* **Exercise**
Gather every line that includes the word "изыскательские", please.

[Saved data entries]
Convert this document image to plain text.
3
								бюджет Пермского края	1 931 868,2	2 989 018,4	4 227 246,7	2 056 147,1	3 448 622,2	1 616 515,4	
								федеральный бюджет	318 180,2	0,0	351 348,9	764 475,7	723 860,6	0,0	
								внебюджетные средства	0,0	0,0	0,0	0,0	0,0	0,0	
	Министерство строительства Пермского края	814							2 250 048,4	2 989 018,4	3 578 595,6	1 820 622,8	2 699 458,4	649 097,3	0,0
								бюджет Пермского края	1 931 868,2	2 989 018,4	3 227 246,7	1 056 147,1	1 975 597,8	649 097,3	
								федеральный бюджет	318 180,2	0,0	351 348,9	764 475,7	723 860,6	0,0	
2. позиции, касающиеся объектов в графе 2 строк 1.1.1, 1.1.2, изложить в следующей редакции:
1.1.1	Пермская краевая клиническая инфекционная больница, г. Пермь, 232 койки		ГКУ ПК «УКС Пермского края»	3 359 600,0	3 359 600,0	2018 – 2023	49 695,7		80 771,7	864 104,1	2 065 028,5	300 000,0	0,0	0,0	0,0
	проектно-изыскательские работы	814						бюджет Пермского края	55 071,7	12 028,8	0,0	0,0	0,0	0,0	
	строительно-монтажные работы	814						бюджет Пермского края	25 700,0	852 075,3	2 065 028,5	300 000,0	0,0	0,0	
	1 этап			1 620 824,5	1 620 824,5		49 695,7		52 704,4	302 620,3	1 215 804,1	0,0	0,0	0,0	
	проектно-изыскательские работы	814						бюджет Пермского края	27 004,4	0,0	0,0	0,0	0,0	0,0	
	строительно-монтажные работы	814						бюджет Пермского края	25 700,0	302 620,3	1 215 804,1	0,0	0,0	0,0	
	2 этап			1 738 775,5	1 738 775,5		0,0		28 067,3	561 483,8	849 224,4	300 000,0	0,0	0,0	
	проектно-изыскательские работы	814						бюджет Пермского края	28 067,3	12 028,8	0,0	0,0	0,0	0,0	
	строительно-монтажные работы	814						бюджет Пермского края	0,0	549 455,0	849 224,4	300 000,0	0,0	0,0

* **Expected answer**
	проектно-изыскательские работы	814						бюджет Пермского края	55 071,7	12 028,8	0,0	0,0	0,0	0,0	
	проектно-изыскательские работы	814						бюджет Пермского края	27 004,4	0,0	0,0	0,0	0,0	0,0	
	проектно-изыскательские работы	814						бюджет Пермского края	28 067,3	12 028,8	0,0	0,0	0,0	0,0	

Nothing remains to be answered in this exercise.